| Recorded data |
[BEGIN]

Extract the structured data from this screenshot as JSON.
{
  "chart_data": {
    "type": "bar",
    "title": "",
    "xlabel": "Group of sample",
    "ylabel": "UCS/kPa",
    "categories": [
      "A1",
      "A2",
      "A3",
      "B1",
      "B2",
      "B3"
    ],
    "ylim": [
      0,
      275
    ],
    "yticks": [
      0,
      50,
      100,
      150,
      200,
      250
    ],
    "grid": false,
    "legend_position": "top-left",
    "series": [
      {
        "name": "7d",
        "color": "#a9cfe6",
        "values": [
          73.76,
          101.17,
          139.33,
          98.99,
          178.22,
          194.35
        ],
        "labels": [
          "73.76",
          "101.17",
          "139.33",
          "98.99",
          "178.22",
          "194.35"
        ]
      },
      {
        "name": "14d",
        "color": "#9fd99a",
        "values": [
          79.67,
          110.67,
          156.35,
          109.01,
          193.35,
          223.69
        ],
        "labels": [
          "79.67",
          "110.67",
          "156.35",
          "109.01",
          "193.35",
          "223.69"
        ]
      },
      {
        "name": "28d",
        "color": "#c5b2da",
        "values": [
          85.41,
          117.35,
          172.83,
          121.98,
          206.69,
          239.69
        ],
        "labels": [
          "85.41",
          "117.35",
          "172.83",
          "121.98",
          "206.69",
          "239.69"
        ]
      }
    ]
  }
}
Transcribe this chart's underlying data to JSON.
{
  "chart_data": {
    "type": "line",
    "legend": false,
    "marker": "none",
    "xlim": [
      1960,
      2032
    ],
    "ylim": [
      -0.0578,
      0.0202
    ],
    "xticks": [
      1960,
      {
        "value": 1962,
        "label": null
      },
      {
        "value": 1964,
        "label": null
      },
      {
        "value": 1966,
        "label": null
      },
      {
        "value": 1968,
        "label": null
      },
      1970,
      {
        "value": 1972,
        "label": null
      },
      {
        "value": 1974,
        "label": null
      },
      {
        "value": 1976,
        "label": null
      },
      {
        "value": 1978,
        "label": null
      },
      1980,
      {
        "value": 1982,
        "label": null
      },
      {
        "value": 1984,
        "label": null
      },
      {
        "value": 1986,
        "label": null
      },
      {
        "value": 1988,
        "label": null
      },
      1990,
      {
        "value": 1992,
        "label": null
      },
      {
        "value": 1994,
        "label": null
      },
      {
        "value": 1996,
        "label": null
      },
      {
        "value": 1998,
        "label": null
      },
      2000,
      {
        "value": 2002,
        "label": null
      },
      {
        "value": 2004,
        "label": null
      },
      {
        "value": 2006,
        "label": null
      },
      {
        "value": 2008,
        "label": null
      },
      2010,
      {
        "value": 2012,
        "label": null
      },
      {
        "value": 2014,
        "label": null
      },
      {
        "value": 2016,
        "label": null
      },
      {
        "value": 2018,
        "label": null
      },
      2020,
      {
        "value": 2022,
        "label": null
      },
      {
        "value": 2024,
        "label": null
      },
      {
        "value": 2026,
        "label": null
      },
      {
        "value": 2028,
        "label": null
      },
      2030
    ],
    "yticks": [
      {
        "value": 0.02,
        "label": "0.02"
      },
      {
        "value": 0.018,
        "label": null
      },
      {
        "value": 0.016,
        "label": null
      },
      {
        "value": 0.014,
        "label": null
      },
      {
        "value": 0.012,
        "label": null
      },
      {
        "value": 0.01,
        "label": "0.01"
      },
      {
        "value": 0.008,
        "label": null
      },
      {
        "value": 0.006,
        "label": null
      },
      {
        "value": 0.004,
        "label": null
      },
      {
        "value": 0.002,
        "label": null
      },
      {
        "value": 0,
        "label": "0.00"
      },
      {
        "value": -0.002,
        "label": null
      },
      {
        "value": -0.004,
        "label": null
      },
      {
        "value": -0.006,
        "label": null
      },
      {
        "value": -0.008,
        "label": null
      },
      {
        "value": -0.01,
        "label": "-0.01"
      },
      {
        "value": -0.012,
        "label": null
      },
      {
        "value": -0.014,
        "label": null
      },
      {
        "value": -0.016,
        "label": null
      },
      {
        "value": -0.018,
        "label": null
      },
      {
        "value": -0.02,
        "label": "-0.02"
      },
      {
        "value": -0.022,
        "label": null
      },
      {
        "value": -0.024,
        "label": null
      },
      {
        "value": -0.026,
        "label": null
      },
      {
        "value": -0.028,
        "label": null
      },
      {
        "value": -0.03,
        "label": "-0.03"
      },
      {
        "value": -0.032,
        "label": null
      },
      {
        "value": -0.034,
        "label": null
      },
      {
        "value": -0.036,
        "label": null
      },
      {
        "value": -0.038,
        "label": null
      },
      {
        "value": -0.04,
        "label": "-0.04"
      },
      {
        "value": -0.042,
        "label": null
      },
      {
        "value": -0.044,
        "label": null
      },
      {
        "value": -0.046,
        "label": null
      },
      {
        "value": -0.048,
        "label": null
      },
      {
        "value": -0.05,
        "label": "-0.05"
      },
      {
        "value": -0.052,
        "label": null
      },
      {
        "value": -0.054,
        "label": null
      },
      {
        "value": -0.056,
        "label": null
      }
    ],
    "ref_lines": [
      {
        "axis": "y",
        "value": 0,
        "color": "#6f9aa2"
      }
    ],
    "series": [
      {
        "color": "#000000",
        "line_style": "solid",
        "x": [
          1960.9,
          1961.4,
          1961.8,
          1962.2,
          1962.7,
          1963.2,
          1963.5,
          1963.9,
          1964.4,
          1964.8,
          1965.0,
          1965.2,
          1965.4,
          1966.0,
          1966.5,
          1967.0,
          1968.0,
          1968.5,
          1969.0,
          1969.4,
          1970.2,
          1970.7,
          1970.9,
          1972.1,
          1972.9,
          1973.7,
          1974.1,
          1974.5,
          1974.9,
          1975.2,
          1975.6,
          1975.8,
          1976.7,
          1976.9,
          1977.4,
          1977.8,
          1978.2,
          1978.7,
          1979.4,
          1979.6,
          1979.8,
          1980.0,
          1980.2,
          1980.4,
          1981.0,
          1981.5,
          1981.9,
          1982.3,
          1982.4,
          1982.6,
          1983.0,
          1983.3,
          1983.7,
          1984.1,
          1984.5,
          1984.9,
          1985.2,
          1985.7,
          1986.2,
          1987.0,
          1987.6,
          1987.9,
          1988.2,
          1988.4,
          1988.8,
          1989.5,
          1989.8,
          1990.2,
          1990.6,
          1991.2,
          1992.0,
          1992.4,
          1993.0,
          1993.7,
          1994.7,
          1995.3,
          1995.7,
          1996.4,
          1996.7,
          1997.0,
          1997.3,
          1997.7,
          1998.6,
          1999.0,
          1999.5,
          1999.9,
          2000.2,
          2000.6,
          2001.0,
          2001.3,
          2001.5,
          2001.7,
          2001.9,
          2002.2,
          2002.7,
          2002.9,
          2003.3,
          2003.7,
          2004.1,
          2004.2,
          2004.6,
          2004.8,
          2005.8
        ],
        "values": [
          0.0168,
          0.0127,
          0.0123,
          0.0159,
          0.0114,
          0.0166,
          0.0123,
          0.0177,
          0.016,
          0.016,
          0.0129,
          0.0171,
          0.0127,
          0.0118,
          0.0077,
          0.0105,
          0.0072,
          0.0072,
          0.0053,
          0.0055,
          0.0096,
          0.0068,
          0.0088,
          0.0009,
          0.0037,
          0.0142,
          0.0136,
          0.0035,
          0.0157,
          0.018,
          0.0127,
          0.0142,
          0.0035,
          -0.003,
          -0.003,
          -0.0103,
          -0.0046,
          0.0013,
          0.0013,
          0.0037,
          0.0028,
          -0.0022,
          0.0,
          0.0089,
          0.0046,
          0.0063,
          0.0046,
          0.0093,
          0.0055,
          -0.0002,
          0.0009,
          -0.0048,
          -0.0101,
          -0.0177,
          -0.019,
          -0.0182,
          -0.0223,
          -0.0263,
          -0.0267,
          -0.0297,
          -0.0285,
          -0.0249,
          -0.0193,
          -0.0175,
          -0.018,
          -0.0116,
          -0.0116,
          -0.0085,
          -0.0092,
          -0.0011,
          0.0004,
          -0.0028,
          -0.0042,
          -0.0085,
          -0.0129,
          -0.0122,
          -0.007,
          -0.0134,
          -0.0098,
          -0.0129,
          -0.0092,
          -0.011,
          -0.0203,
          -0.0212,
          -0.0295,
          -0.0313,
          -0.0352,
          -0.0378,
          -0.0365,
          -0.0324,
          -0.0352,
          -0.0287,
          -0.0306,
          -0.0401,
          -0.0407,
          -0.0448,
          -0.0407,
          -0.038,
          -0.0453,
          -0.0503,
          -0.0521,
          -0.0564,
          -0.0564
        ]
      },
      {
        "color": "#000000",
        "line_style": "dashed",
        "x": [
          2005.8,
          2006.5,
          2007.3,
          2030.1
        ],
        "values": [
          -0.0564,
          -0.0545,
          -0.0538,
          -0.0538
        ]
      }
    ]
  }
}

[END]

| Short exercise |
In the material above, find each line that contains the word "this", and select it.

| Complete answer |
Extract the structured data from this screenshot as JSON.
Transcribe this chart's underlying data to JSON.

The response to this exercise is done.